*GOAL OF THE EXERCISE:*
Scan the listing that follows and report how many lines contain "tree". Write the number alone.

===== SOURCE RECORDS

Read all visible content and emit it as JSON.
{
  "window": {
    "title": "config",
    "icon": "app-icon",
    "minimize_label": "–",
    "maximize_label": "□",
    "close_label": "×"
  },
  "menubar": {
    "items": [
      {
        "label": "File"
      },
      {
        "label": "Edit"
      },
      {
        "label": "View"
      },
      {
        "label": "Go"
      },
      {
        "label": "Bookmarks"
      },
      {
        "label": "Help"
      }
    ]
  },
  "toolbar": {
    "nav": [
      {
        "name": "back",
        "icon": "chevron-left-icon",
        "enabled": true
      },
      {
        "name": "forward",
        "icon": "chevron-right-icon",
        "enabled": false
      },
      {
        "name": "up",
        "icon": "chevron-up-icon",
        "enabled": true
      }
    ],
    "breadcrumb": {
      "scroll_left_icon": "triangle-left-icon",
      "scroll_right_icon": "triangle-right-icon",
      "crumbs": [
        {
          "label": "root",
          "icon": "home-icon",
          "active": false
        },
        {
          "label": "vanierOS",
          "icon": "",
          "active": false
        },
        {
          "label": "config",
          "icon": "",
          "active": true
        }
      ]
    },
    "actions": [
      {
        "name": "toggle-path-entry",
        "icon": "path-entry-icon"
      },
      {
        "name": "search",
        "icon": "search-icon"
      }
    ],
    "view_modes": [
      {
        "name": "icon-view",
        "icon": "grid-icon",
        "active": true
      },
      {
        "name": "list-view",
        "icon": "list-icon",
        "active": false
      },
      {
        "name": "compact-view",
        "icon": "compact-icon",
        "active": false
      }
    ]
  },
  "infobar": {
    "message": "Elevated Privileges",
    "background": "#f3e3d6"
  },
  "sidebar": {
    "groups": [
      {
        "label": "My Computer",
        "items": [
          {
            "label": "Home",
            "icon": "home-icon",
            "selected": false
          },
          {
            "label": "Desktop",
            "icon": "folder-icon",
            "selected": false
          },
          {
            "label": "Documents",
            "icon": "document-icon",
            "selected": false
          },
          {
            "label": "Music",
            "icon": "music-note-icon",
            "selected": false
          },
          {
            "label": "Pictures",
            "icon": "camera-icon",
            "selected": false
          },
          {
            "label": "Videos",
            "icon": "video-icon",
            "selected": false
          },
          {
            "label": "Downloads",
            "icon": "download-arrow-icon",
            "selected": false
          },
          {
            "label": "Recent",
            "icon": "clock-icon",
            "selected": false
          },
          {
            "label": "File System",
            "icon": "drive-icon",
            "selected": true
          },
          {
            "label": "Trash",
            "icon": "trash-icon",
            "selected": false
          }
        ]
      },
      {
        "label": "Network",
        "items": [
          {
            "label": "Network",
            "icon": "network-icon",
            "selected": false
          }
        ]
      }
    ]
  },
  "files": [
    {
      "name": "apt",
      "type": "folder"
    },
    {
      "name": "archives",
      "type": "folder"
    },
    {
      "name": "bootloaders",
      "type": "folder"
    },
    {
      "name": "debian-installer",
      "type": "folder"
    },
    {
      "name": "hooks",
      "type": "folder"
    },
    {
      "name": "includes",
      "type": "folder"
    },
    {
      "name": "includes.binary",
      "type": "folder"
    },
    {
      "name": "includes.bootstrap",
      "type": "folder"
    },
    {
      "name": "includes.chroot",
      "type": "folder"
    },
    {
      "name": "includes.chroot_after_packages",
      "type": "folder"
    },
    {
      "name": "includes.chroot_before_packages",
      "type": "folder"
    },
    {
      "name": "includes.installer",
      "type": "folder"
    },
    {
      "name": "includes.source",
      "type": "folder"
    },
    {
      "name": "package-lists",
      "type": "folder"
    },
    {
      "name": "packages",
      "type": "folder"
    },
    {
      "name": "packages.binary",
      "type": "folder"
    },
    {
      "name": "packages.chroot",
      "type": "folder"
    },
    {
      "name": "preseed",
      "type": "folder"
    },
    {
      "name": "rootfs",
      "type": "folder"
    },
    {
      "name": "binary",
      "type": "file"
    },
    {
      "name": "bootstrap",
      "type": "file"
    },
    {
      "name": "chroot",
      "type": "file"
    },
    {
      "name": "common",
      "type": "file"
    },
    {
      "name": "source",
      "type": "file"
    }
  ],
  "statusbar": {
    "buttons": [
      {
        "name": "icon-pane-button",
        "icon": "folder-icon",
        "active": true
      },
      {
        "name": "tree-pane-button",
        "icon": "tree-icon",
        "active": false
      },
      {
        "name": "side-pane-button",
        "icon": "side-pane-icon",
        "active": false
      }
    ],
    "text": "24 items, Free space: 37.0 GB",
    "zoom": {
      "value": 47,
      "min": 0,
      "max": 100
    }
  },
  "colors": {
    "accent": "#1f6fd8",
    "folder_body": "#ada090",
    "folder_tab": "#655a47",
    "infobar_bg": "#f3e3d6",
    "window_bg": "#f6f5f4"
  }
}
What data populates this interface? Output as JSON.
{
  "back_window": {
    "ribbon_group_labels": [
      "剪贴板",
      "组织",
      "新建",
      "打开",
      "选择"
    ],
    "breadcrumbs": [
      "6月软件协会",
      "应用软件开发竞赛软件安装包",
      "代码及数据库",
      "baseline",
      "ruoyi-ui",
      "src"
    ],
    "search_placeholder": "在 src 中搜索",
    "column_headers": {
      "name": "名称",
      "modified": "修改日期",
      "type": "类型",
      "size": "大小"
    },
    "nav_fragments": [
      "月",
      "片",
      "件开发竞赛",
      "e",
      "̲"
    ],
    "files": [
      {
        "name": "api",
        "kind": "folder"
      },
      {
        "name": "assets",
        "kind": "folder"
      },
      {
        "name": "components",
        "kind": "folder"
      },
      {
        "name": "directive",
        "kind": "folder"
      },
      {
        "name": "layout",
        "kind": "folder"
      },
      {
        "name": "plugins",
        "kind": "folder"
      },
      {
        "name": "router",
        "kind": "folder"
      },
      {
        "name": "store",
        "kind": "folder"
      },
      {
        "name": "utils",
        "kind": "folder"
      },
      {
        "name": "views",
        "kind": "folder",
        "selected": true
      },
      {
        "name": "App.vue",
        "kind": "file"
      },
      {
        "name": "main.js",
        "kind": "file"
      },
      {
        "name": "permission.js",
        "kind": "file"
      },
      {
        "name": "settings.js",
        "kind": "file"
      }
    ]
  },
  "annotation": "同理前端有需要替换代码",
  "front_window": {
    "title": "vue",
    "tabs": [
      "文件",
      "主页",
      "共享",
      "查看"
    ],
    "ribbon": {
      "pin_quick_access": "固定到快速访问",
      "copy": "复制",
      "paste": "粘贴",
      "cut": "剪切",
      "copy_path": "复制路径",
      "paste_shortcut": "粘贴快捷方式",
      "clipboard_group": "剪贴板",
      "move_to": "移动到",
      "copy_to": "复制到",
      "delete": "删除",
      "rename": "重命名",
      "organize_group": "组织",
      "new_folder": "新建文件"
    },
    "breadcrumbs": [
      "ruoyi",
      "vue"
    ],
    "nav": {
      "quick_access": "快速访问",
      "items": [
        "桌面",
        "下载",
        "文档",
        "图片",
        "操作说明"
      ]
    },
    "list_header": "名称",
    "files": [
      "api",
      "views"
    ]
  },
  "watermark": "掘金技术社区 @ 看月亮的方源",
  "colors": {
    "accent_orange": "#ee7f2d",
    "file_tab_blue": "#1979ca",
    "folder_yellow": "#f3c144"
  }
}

==========

*RESULT BELOW:*
2